>>>>>
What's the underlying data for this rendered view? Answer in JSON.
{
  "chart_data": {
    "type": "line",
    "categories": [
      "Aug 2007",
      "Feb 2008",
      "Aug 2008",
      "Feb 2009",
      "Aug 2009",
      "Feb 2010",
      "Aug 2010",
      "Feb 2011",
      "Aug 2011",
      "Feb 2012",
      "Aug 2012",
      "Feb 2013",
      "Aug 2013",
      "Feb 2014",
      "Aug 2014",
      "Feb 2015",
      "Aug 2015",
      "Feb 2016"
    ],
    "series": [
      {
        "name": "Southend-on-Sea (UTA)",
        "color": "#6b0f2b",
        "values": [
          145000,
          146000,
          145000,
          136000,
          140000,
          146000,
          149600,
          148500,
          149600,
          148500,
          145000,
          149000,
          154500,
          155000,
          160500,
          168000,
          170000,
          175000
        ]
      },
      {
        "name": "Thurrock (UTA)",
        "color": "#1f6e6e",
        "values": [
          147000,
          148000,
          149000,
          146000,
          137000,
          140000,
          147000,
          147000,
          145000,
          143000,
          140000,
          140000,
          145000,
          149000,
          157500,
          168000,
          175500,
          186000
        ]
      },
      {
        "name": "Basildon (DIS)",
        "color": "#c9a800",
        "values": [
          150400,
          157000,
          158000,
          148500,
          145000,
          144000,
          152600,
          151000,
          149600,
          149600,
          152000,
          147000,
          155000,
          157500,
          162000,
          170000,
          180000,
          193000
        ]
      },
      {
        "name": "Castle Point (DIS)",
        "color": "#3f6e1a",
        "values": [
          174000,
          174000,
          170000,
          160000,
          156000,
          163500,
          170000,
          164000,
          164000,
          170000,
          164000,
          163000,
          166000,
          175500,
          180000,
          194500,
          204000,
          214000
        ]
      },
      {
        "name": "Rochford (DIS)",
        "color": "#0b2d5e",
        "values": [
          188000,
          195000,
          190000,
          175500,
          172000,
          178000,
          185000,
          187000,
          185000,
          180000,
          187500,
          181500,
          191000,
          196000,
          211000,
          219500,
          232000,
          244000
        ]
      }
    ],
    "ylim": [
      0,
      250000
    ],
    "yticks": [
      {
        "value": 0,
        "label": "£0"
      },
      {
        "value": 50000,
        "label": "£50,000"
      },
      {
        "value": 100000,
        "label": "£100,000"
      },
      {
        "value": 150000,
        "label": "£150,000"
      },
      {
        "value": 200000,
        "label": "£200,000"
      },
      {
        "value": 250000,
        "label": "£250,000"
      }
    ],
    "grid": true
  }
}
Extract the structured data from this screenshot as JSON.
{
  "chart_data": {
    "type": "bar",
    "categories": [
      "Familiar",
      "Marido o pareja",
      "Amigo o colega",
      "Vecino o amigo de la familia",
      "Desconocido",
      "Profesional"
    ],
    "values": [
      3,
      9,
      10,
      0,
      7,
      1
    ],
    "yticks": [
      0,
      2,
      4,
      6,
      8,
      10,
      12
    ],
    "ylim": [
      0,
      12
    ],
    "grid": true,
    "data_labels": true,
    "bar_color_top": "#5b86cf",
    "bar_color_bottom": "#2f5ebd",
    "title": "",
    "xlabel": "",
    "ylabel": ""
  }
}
<<<<<
Aim: Return from the data every line that holds "this".

Task answer:
What's the underlying data for this rendered view? Answer in JSON.
Extract the structured data from this screenshot as JSON.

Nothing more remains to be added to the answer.